• TASKS AND EXERCISES:
1. In the court opinion excerpt, what was the speed limit in the City of McLean?
2. List every case the court opinion excerpt cites in support of the point that a collision is not of itself evidence of negligence.
3. Reproduce the passage of the court opinion excerpt starting at "Mr. Parker testified" and ending at "80 m. p. h.".

• SOURCE DOCUMENT:
There is no other evidence to establish negligence on the part of Caskey, the driver of the truck.
Mr. Parker testified there was a motel that was approximately four to five hundred feet to appellant’s left, the direction from which appellee was approaching, that would block his view of an oncoming car and that appellant could not see a car trav-elling west until the car had passed the motel. There is no evidence to show that the McDonald car had passed the motel when appellants entered the intersection. The undisputed record shows that McDonald was driving his car in excess of the speed limit at all times pertinent to the facts of this hearing. The speed limit in the City of McLean was 30 m. p. h. There is no evidence as to width of Highway 66. The point of impact was located as thirty-one feet and four inches southwest of the northeast curb of the intersection. Parker gave as his estimate of the speed of the McDonald car at the time of the collision as being 80 m. p. h.
The occurrence of an accident or a collision is not of itself evidence of negligence. Rankin v. Nash-Texas Co., 129 Tex. 396, 105 S.W.2d 195; Davis v. Castile, Tex.Com.App., 257 S.W. 870; Phillips v. Citizens’ Nat. Bank, Tex.Com.App., 15 S.W.2d 550.
Section 73 of Article 6701d, V.T.C.S., provides as follows:
“(a) The driver of a vehicle shall stop as required by this Act at the en*847trance to a through highway and shall yield the right-of-way to other vehicles which have entered the intersection from said through highway or which are approaching so closely on said through highway as to constitute an immediate hazard, but said driver having so yielded may proceed and the drivers of all other vehicles approaching the intersection on said through highway shall yield the right-of-way to the vehicle so proceeding into or across the through highway.
“(b) The driver of a vehicle shall likewise stop in obedience to a stop sign as required herein at an intersection where a stop sign is erected at one or more entrances theretp although not a part of a through highway and shall proceed cautiously, yielding to vehicles not so obliged to stop which are within the intersection or approaching so closely as to constitute an immediate hazard, but may then proceed.”

• ENTRIES PROVIDED:
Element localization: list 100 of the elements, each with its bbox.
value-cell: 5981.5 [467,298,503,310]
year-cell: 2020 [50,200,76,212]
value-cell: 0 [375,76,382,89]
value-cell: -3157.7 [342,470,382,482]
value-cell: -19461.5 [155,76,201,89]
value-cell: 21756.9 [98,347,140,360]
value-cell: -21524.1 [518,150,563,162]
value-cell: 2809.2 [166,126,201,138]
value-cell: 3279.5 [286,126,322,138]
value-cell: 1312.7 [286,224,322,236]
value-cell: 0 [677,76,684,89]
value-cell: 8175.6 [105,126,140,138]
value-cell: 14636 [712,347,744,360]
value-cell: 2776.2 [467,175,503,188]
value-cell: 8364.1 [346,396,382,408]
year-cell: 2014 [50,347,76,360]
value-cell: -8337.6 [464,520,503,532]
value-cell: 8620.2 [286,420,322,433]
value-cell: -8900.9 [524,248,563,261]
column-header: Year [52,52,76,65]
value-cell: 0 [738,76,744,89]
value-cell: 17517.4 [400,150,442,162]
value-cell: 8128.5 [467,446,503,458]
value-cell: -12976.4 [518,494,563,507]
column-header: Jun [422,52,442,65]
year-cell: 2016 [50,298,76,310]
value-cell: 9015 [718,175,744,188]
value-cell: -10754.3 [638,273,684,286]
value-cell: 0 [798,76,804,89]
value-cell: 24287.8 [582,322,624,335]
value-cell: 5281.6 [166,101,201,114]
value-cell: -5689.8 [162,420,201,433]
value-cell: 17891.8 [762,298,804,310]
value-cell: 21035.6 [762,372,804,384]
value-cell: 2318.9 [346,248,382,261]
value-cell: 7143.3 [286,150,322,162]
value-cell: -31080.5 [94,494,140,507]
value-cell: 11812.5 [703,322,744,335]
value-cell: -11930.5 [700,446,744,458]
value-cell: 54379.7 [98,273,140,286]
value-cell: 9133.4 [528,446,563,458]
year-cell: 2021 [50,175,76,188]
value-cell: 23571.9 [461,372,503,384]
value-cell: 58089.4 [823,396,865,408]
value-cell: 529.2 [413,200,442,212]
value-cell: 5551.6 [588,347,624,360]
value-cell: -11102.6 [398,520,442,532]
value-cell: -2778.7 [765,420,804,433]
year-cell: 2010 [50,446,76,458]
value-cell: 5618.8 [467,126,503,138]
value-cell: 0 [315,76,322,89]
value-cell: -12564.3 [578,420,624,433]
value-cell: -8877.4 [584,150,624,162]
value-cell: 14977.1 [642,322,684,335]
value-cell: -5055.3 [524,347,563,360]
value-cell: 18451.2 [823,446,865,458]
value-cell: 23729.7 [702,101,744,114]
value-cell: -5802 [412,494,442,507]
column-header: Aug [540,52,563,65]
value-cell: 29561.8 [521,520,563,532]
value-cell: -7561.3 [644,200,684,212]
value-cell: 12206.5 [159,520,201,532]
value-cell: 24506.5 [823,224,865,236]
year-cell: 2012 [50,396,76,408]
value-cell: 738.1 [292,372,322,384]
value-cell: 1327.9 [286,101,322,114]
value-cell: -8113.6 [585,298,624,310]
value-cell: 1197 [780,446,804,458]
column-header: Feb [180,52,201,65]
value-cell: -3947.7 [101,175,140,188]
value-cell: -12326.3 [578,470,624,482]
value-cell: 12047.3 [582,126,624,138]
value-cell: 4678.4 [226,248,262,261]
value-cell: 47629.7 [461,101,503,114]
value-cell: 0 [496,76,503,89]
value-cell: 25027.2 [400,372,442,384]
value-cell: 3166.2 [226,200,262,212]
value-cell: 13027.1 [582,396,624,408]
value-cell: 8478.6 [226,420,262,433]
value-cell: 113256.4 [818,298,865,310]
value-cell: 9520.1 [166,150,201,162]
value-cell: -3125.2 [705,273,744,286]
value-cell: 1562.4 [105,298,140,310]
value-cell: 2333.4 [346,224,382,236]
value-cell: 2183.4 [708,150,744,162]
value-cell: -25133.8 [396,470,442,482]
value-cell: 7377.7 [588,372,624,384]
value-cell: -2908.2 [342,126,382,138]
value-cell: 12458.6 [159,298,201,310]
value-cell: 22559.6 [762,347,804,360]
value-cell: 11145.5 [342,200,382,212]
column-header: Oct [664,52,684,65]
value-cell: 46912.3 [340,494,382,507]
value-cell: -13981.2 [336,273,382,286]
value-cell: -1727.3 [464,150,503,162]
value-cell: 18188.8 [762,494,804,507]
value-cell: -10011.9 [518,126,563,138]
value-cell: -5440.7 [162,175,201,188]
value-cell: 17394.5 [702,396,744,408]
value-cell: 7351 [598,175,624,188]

• RESULTS IN ORDER:
1. 30 m. p. h.

2.
Rankin v. Nash-Texas Co.
Davis v. Castile
Phillips v. Citizens' Nat. Bank

3.
Mr. Parker testified there was a motel that was approximately four to five hundred feet to appellant’s left, the direction from which appellee was approaching, that would block his view of an oncoming car and that appellant could not see a car trav-elling west until the car had passed the motel. There is no evidence to show that the McDonald car had passed the motel when appellants entered the intersection. The undisputed record shows that McDonald was driving his car in excess of the speed limit at all times pertinent to the facts of this hearing. The speed limit in the City of McLean was 30 m. p. h. There is no evidence as to width of Highway 66. The point of impact was located as thirty-one feet and four inches southwest of the northeast curb of the intersection. Parker gave as his estimate of the speed of the McDonald car at the time of the collision as being 80 m. p. h.